══ Information given ══

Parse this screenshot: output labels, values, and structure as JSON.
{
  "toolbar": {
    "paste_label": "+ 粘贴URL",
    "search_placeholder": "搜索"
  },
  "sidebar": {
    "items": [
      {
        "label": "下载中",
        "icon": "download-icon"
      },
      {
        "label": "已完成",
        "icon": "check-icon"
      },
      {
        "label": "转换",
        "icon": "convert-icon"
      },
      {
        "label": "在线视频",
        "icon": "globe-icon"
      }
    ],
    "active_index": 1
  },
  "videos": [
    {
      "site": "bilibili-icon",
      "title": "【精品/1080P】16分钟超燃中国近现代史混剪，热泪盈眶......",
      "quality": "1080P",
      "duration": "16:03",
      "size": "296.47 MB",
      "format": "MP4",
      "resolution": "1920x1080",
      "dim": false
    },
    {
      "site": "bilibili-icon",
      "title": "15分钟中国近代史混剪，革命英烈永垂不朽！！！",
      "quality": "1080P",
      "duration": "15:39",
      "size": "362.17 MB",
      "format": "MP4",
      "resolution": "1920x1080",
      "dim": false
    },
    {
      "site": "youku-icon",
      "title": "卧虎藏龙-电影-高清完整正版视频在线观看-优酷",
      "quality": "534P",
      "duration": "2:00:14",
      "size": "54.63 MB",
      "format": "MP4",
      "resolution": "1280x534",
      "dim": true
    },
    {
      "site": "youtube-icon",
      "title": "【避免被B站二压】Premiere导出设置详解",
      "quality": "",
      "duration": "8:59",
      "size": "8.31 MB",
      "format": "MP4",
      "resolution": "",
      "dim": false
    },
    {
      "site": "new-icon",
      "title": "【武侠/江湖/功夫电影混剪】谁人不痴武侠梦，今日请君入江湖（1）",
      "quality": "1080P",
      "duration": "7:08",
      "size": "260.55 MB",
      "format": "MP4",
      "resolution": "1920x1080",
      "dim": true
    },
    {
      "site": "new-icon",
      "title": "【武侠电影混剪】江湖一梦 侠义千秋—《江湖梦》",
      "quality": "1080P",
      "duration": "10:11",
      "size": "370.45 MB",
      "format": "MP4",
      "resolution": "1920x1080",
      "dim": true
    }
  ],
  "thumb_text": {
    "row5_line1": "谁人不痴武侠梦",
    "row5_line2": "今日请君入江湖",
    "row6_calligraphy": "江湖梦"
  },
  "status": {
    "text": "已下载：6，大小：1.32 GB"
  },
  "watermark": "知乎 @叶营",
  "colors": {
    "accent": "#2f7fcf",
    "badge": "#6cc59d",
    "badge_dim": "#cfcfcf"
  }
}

═══

# [What is needed]
Figure out how many lines of the data above include "size", then give the number and nothing more.

# [Solution for this exercise]
6